» **Goal**
Keep only those lines of the records that include the string "antygenu".

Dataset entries
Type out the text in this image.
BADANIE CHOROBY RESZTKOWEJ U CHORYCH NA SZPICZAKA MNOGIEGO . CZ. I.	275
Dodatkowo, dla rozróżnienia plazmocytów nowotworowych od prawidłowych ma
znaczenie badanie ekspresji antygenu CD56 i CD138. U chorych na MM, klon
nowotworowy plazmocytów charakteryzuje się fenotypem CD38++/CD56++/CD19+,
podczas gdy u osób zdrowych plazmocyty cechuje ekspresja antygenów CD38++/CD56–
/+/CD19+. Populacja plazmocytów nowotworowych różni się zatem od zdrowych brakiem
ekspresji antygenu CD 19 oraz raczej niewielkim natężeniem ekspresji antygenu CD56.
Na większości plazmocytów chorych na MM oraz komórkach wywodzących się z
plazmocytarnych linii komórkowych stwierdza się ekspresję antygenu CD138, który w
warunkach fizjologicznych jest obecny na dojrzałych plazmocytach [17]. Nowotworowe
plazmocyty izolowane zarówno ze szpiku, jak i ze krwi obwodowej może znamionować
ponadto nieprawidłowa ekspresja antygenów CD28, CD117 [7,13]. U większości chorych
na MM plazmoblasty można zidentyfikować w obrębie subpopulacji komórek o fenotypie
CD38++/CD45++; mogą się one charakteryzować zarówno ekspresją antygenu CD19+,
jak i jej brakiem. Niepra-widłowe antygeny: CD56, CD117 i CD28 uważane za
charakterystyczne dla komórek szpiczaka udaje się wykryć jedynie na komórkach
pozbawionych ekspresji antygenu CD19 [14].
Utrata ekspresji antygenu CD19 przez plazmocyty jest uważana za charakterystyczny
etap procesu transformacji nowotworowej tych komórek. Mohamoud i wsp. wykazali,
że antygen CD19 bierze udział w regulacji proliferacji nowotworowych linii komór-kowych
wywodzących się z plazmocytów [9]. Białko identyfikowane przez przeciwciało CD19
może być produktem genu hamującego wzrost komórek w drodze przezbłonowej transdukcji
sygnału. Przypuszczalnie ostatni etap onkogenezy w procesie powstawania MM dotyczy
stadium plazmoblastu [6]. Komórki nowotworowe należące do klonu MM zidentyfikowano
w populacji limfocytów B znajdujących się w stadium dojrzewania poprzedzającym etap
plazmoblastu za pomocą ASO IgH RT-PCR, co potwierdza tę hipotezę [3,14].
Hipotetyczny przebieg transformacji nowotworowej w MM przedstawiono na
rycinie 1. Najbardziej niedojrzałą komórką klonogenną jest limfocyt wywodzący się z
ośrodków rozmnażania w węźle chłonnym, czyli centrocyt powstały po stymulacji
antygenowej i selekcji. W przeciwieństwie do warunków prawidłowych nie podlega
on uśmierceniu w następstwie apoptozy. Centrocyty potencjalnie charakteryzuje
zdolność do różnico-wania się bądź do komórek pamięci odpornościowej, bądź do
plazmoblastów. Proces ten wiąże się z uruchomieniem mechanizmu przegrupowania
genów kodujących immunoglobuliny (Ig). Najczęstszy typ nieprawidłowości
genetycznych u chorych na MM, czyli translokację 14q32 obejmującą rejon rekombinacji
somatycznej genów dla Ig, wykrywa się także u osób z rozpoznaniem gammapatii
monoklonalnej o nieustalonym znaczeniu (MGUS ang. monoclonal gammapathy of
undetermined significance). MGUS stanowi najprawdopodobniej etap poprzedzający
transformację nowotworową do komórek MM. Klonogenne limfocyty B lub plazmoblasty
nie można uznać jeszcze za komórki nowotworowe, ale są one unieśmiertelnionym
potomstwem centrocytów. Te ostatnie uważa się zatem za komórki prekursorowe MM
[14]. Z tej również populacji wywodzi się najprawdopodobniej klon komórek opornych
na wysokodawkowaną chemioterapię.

» **Solved problem**
znaczenie badanie ekspresji antygenu CD56 i CD138. U chorych na MM, klon
ekspresji antygenu CD 19 oraz raczej niewielkim natężeniem ekspresji antygenu CD56.
plazmocytarnych linii komórkowych stwierdza się ekspresję antygenu CD138, który w
CD38++/CD45++; mogą się one charakteryzować zarówno ekspresją antygenu CD19+,
pozbawionych ekspresji antygenu CD19 [14].
Utrata ekspresji antygenu CD19 przez plazmocyty jest uważana za charakterystyczny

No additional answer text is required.